++++ Provided entries ++++
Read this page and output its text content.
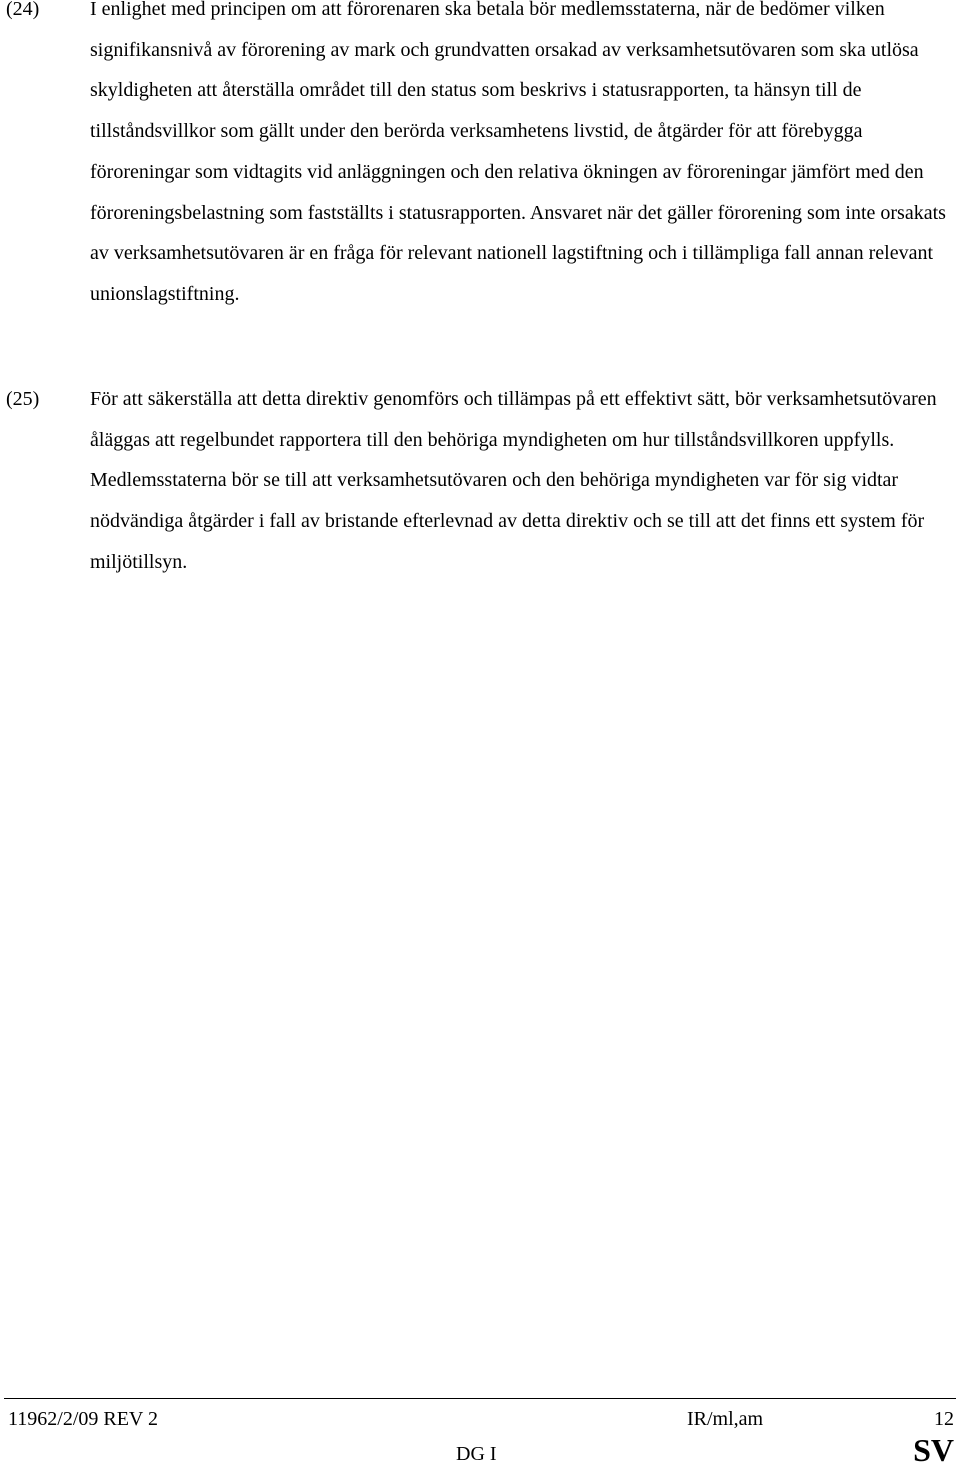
(24)	I enlighet med principen om att förorenaren ska betala bör medlemsstaterna, när de bedömer vilken signifikansnivå av förorening av mark och grundvatten orsakad av verksamhetsutövaren som ska utlösa skyldigheten att återställa området till den status som beskrivs i statusrapporten, ta hänsyn till de tillståndsvillkor som gällt under den berörda verksamhetens livstid, de åtgärder för att förebygga föroreningar som vidtagits vid anläggningen och den relativa ökningen av föroreningar jämfört med den föroreningsbelastning som fastställts i statusrapporten. Ansvaret när det gäller förorening som inte orsakats av verksamhetsutövaren är en fråga för relevant nationell lagstiftning och i tillämpliga fall annan relevant unionslagstiftning.

(25)	För att säkerställa att detta direktiv genomförs och tillämpas på ett effektivt sätt, bör verksamhetsutövaren åläggas att regelbundet rapportera till den behöriga myndigheten om hur tillståndsvillkoren uppfylls. Medlemsstaterna bör se till att verksamhetsutövaren och den behöriga myndigheten var för sig vidtar nödvändiga åtgärder i fall av bristande efterlevnad av detta direktiv och se till att det finns ett system för miljötillsyn.

11962/2/09 REV 2	IR/ml,am	12
DG I	SV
++++
- **Action item**
Retype every entry above exactly and, please, skip the pictures.

- **Answer for the task**
Read this page and output its text content.
(24)	I enlighet med principen om att förorenaren ska betala bör medlemsstaterna, när de bedömer vilken signifikansnivå av förorening av mark och grundvatten orsakad av verksamhetsutövaren som ska utlösa skyldigheten att återställa området till den status som beskrivs i statusrapporten, ta hänsyn till de tillståndsvillkor som gällt under den berörda verksamhetens livstid, de åtgärder för att förebygga föroreningar som vidtagits vid anläggningen och den relativa ökningen av föroreningar jämfört med den föroreningsbelastning som fastställts i statusrapporten. Ansvaret när det gäller förorening som inte orsakats av verksamhetsutövaren är en fråga för relevant nationell lagstiftning och i tillämpliga fall annan relevant unionslagstiftning.

(25)	För att säkerställa att detta direktiv genomförs och tillämpas på ett effektivt sätt, bör verksamhetsutövaren åläggas att regelbundet rapportera till den behöriga myndigheten om hur tillståndsvillkoren uppfylls. Medlemsstaterna bör se till att verksamhetsutövaren och den behöriga myndigheten var för sig vidtar nödvändiga åtgärder i fall av bristande efterlevnad av detta direktiv och se till att det finns ett system för miljötillsyn.

11962/2/09 REV 2	IR/ml,am	12
DG I	SV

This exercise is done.